[Text shown]
--- Start ---

Lagged Exogenous: `lag()`

Create lags of exogenous variables:

# lag(variable, lag1, lag2, ...)
m <- fit(value ~ p(12) + lag(price, 0, 1, 7), data = ts_data, model = lm)
# Creates: price (lag 0 = current), price_lag_1, price_lag_7

Lag 0 includes the current value of the exogenous variable.

Moving Average of Exogenous: `ma()`

# ma(variable, window1, window2, ...)
m <- fit(value ~ p(12) + ma(price, 7, 28), data = ts_data, model = lm)
# Creates: price_ma_7, price_ma_28

Combining Exogenous Features

# Full exogenous specification
m <- fit(
  value ~ p(12) + month() +
    price + lag(price, 1, 7) + ma(price, 7) +
    promo,
  data = ts_data,
  model = lm
)

Feature Combinations

Here are recommended feature sets for common scenarios:

Basic Autoregressive

# Simple: just lags
value ~ p(12)

# With moving average
value ~ p(12) + q(12)

Seasonal (Calendar-based)

# Monthly data with yearly seasonality
value ~ p(12) + month()

# Daily data with weekly + yearly
value ~ p(7) + dow() + month()

# Daily with all calendar
value ~ p(7) + dow() + month() + woy() + eom()

Trend + Seasonality

# Linear trend + monthly seasonality
value ~ p(12) + trend(1) + month()

# Quadratic trend (use cautiously)
value ~ p(12) + trend(1, 2) + month()

With Rolling Statistics

# Capture level, volatility, and trend
value ~ p(12) + q(12) + rollsd(12) + rollslope(12)

# Multiple windows for short and long patterns
value ~ p(12) + rollsum(7, 28) + rollsd(7, 28)

With Exogenous Variables

# Price effects
value ~ p(12) + month() + price + lag(price, 1, 7)

# Full model
value ~ p(12) + q(12) + month() + dow() +
        price + lag(price, 1, 7) + ma(price, 7) +
        promo + rollslope(12)

--- End ---

[The tasks]
1. In the forecasting formula text, what does lag 0 include?
2. Output everything in the forecasting formula text from "# lag(variable, lag1, lag2, ...)" down to "the exogenous variable.", unchanged.
The lines after this text come from a separate source.

[Listed records]

--- Start ---

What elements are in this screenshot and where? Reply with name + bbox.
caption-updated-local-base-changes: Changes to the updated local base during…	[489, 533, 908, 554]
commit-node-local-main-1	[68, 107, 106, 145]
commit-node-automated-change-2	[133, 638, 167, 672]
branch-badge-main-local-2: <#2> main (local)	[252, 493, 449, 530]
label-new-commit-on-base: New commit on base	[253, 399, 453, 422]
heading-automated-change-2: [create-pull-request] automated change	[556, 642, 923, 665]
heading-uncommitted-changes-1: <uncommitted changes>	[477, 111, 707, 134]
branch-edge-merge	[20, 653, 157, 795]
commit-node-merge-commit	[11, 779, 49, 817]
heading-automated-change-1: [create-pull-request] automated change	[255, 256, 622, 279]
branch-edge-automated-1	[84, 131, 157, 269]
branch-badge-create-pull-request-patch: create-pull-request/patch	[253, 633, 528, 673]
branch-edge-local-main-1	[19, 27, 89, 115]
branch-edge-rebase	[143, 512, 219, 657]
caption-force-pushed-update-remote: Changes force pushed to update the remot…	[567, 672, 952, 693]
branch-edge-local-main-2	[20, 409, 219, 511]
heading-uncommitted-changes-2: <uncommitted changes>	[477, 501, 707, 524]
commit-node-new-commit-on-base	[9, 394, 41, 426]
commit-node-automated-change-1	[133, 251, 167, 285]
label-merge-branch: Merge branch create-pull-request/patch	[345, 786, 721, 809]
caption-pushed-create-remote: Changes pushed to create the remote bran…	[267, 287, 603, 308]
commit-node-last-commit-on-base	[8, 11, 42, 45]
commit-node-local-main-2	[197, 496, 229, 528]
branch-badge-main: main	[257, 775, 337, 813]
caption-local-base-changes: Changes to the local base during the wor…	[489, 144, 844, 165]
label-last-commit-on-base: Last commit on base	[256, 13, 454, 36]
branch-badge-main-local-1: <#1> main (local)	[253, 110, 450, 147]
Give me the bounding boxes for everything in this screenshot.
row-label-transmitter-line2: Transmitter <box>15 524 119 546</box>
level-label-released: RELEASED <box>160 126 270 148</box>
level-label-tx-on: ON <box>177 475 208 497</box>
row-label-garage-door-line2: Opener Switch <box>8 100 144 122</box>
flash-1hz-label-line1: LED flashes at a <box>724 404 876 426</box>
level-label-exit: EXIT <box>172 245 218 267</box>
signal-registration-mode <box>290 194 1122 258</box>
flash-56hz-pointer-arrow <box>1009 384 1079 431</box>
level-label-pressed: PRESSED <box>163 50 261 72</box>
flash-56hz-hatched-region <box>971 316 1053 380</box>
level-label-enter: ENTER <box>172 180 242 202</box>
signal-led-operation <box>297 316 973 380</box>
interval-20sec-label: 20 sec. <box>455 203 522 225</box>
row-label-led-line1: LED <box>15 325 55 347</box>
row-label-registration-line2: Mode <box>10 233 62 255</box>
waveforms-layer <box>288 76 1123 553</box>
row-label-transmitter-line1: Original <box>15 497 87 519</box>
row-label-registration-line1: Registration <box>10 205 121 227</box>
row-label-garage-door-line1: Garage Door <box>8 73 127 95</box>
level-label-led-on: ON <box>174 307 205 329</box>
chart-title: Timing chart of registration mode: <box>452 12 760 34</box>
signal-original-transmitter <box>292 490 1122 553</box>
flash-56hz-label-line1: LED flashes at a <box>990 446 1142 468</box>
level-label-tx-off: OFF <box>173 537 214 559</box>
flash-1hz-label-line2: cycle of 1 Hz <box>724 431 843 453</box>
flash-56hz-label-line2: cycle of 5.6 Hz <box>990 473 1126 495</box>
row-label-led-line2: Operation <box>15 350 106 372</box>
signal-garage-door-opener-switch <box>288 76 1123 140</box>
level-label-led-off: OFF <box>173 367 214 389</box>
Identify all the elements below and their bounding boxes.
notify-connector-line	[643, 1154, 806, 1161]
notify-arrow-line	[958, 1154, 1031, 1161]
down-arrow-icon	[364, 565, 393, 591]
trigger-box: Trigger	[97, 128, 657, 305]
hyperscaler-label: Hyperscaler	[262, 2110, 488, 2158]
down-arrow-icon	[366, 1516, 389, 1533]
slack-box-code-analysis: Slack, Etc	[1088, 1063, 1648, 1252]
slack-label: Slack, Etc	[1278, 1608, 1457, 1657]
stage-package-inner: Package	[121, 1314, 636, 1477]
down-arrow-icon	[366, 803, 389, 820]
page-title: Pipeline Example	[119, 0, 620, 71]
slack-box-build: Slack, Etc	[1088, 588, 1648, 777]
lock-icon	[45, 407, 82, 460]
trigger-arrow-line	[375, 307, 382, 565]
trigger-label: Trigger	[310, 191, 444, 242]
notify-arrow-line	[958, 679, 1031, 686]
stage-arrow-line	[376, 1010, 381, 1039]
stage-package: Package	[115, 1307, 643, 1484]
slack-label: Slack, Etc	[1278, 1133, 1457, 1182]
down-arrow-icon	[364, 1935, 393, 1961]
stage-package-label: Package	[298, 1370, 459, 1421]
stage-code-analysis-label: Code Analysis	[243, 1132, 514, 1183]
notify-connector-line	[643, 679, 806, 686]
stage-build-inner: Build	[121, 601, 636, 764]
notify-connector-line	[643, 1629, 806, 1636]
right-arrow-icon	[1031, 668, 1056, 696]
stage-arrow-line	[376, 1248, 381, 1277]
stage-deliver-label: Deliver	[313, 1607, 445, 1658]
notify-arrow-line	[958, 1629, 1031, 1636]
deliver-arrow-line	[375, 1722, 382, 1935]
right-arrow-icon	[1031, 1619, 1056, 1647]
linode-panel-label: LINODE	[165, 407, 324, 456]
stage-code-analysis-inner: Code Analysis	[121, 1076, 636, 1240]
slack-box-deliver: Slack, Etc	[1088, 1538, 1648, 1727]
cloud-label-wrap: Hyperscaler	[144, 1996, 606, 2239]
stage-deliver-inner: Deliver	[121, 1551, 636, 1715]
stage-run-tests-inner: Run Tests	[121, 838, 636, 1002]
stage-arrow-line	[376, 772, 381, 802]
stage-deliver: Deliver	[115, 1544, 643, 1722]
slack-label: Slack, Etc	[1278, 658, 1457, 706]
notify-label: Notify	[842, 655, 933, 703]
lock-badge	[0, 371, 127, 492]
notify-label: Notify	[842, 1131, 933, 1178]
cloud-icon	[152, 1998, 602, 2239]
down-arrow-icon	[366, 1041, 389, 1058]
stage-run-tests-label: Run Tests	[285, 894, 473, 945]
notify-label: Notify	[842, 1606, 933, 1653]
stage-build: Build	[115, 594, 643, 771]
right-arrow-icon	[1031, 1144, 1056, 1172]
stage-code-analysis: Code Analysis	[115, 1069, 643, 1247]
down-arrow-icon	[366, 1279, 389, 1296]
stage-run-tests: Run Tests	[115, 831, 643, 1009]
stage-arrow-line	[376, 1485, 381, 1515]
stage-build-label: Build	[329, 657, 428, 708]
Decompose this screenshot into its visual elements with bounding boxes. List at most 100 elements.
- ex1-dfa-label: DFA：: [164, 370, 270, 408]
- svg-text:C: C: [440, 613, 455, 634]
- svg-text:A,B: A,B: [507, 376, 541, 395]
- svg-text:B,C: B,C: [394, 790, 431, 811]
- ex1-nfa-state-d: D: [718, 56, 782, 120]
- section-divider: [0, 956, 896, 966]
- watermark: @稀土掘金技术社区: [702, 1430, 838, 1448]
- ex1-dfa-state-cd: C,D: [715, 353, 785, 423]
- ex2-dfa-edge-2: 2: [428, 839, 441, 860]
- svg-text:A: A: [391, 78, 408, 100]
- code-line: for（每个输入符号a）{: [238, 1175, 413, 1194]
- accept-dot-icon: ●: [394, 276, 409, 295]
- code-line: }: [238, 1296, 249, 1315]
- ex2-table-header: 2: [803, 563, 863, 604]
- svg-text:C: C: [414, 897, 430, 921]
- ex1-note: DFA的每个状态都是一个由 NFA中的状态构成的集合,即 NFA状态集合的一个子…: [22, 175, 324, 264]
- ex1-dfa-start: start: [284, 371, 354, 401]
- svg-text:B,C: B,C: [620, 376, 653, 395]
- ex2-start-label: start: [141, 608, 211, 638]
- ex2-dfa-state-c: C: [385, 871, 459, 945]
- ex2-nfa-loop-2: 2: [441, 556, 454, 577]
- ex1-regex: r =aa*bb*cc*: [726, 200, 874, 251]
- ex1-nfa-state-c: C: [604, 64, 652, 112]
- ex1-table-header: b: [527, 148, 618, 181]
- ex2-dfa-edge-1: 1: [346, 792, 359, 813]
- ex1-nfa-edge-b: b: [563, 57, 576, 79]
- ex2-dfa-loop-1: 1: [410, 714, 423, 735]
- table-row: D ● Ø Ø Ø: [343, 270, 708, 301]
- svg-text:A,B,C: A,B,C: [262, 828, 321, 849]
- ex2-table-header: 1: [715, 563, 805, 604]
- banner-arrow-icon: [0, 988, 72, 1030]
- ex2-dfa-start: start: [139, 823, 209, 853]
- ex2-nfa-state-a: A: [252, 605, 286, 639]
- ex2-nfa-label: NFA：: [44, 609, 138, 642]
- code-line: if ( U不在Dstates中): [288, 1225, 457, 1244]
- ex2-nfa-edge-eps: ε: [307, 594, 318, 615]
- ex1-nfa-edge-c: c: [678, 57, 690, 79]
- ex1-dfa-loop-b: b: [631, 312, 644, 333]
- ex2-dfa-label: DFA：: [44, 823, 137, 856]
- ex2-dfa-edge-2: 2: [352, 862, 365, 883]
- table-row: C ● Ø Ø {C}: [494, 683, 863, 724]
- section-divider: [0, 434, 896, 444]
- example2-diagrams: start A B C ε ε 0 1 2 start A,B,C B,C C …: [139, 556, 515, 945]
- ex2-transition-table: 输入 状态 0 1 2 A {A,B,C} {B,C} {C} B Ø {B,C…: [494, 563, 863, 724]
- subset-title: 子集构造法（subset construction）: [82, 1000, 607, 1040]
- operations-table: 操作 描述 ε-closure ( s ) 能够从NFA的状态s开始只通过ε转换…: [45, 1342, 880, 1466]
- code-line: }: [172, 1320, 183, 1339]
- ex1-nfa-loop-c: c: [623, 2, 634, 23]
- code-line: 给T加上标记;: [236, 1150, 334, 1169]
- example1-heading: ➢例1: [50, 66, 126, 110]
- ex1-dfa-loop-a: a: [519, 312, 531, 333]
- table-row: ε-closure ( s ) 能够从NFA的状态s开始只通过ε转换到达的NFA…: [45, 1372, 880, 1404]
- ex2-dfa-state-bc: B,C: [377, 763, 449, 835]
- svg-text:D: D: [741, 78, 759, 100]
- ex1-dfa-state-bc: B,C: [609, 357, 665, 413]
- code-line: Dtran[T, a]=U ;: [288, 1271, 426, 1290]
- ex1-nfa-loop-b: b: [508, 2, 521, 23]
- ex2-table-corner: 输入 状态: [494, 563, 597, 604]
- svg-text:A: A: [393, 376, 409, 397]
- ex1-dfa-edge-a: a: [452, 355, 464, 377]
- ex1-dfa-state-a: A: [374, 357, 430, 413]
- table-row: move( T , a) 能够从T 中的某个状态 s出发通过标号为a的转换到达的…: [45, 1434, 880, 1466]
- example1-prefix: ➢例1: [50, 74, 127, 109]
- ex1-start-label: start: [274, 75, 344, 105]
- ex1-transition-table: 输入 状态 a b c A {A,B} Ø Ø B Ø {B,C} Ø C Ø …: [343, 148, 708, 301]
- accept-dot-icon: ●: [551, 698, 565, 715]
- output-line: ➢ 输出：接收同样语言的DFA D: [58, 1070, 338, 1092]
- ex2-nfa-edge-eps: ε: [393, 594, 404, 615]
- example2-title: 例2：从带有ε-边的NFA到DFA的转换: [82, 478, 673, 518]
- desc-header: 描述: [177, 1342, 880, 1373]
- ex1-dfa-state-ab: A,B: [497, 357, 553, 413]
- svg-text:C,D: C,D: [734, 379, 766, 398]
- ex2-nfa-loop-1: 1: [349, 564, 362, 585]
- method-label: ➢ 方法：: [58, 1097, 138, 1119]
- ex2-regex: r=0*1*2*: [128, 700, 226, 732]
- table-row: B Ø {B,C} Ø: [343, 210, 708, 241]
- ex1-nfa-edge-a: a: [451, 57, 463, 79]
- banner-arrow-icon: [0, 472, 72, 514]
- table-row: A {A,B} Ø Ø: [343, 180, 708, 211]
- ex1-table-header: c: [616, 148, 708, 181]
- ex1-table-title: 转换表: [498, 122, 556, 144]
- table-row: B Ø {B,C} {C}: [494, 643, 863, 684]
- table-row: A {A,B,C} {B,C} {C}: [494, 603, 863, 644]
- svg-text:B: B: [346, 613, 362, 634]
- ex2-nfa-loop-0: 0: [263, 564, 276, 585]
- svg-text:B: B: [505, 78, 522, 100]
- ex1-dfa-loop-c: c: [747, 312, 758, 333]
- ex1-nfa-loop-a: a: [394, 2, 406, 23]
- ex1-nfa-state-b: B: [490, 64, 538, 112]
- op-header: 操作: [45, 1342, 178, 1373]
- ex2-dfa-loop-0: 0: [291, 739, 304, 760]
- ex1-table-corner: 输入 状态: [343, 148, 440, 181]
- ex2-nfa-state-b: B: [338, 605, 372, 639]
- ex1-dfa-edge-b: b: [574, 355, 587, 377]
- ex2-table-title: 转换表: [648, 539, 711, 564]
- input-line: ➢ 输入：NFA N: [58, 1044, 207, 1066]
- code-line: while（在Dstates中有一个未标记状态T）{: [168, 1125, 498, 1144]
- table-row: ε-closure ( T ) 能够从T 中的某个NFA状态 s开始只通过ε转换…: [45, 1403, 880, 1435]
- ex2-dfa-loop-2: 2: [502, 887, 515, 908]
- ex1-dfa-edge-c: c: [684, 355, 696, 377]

--- End ---

[Results of the exercise]
1. Lag 0 includes the current value of the exogenous variable.

2.
# lag(variable, lag1, lag2, ...)
m <- fit(value ~ p(12) + lag(price, 0, 1, 7), data = ts_data, model = lm)
# Creates: price (lag 0 = current), price_lag_1, price_lag_7

Lag 0 includes the current value of the exogenous variable.